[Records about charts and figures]
"""

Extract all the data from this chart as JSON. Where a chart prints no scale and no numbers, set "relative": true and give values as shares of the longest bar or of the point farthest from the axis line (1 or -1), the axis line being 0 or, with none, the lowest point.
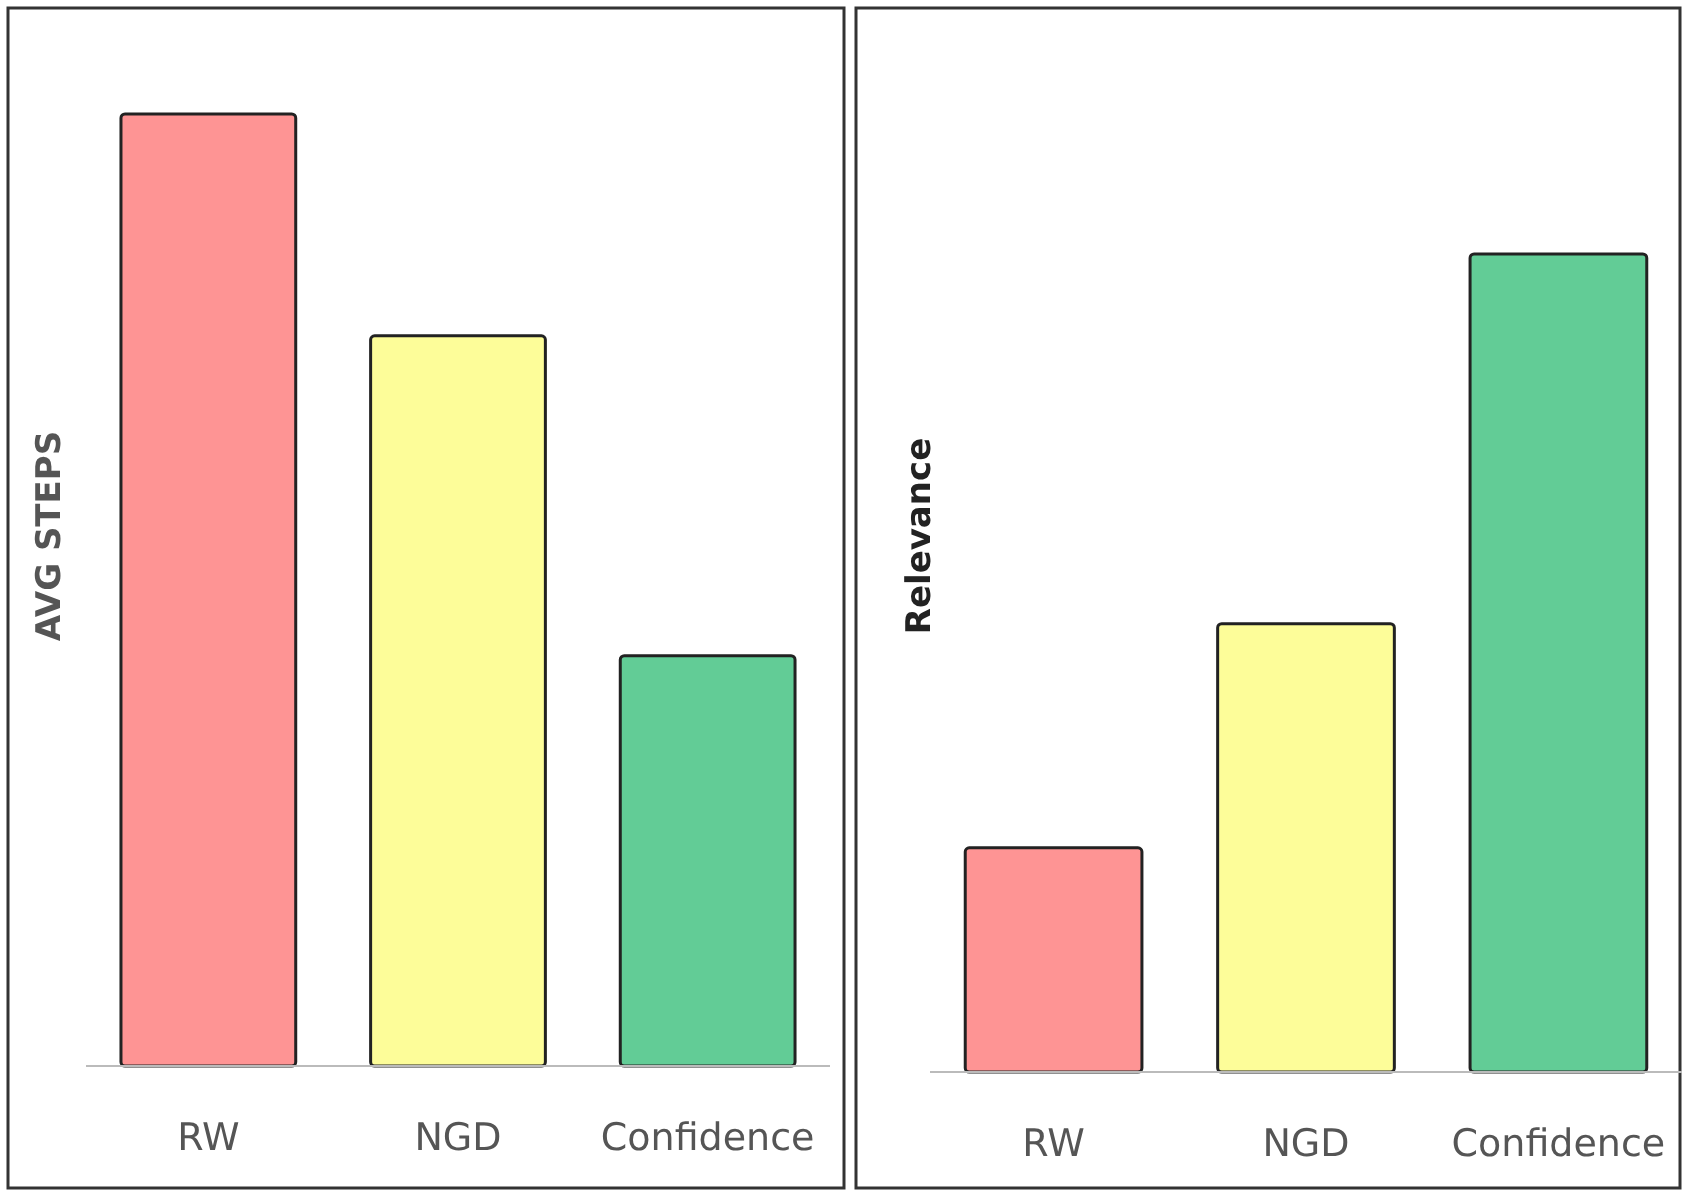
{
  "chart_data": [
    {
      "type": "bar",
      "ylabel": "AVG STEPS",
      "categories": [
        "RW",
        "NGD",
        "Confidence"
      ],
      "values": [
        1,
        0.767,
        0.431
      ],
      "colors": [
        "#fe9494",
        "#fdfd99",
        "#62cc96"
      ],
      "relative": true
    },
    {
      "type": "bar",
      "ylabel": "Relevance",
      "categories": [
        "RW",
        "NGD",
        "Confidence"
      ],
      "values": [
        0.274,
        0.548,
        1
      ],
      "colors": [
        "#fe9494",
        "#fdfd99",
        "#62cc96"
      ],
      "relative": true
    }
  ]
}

"""

→ SHORT EXERCISE: Copy out all the records exactly, excluding pictures.

→ TASK SOLUTION:
Extract all the data from this chart as JSON. Where a chart prints no scale and no numbers, set "relative": true and give values as shares of the longest bar or of the point farthest from the axis line (1 or -1), the axis line being 0 or, with none, the lowest point.
{
  "chart_data": [
    {
      "type": "bar",
      "ylabel": "AVG STEPS",
      "categories": [
        "RW",
        "NGD",
        "Confidence"
      ],
      "values": [
        1,
        0.767,
        0.431
      ],
      "colors": [
        "#fe9494",
        "#fdfd99",
        "#62cc96"
      ],
      "relative": true
    },
    {
      "type": "bar",
      "ylabel": "Relevance",
      "categories": [
        "RW",
        "NGD",
        "Confidence"
      ],
      "values": [
        0.274,
        0.548,
        1
      ],
      "colors": [
        "#fe9494",
        "#fdfd99",
        "#62cc96"
      ],
      "relative": true
    }
  ]
}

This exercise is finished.